### TASK TO COMPLETE
For every line in the records that has the word "дилеры", make a copy.

START RECORDS PROVIDED

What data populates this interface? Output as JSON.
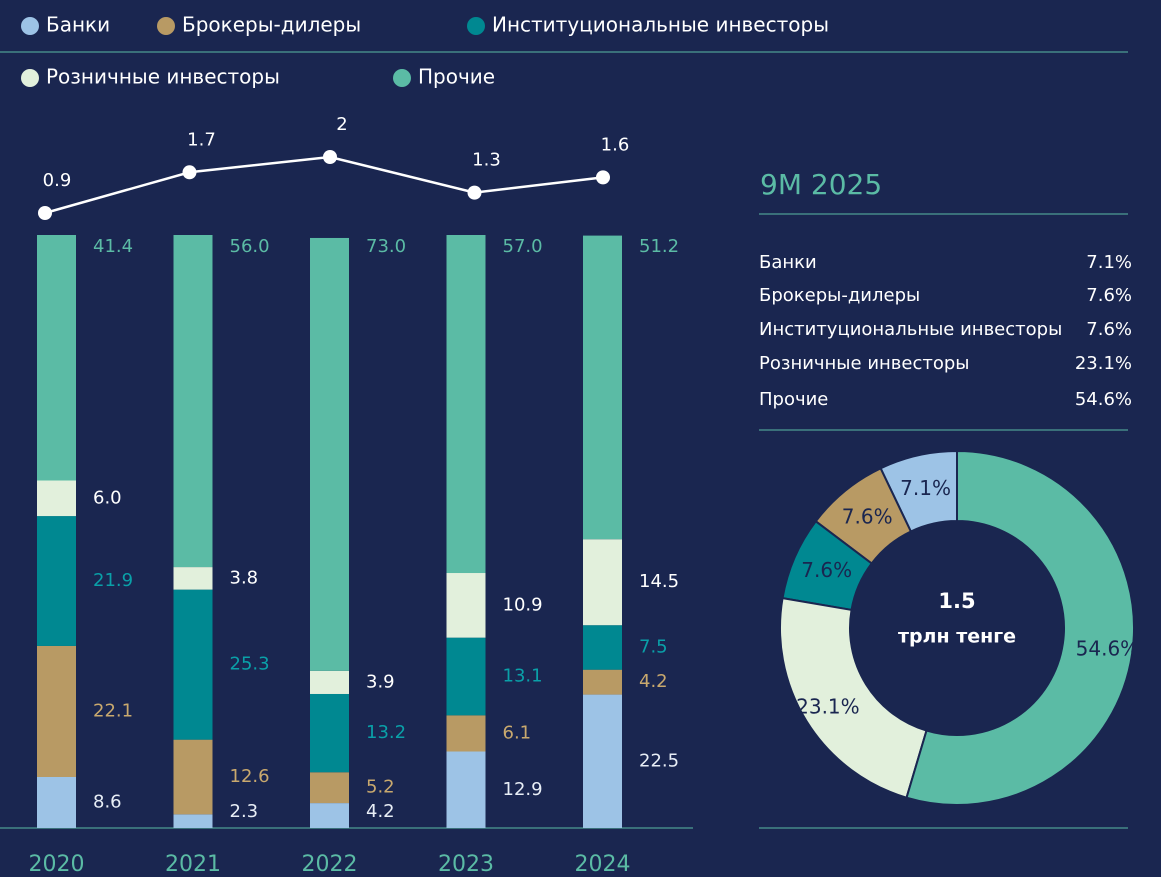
{
  "chart_data": [
    {
      "type": "bar",
      "stacked": true,
      "categories": [
        "2020",
        "2021",
        "2022",
        "2023",
        "2024"
      ],
      "ylim": [
        0,
        100
      ],
      "series": [
        {
          "name": "Банки",
          "color": "#9dc3e6",
          "label_color": "#e8eef6",
          "values": [
            8.6,
            2.3,
            4.2,
            12.9,
            22.5
          ],
          "value_labels": [
            "8.6",
            "2.3",
            "4.2",
            "12.9",
            "22.5"
          ]
        },
        {
          "name": "Брокеры-дилеры",
          "color": "#b89a64",
          "label_color": "#c9a96e",
          "values": [
            22.1,
            12.6,
            5.2,
            6.1,
            4.2
          ],
          "value_labels": [
            "22.1",
            "12.6",
            "5.2",
            "6.1",
            "4.2"
          ]
        },
        {
          "name": "Институциональные инвесторы",
          "color": "#008891",
          "label_color": "#0aa0a8",
          "values": [
            21.9,
            25.3,
            13.2,
            13.1,
            7.5
          ],
          "value_labels": [
            "21.9",
            "25.3",
            "13.2",
            "13.1",
            "7.5"
          ]
        },
        {
          "name": "Розничные инвесторы",
          "color": "#e2f0dc",
          "label_color": "#ffffff",
          "values": [
            6.0,
            3.8,
            3.9,
            10.9,
            14.5
          ],
          "value_labels": [
            "6.0",
            "3.8",
            "3.9",
            "10.9",
            "14.5"
          ]
        },
        {
          "name": "Прочие",
          "color": "#5bbba5",
          "label_color": "#5bbba5",
          "values": [
            41.4,
            56.0,
            73.0,
            57.0,
            51.2
          ],
          "value_labels": [
            "41.4",
            "56.0",
            "73.0",
            "57.0",
            "51.2"
          ]
        }
      ],
      "line": {
        "color": "#ffffff",
        "values": [
          0.9,
          1.7,
          2,
          1.3,
          1.6
        ]
      }
    },
    {
      "type": "pie",
      "donut": true,
      "title": "9M 2025",
      "center_value": "1.5",
      "center_label": "трлн тенге",
      "categories": [
        "Банки",
        "Брокеры-дилеры",
        "Институциональные инвесторы",
        "Розничные инвесторы",
        "Прочие"
      ],
      "colors": [
        "#9dc3e6",
        "#b89a64",
        "#008891",
        "#e2f0dc",
        "#5bbba5"
      ],
      "values": [
        7.1,
        7.6,
        7.6,
        23.1,
        54.6
      ],
      "value_labels": [
        "7.1%",
        "7.6%",
        "7.6%",
        "23.1%",
        "54.6%"
      ]
    }
  ]
}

END RECORDS PROVIDED

### REPLY TO THE EXERCISE
          "name": "Брокеры-дилеры",
        "Брокеры-дилеры",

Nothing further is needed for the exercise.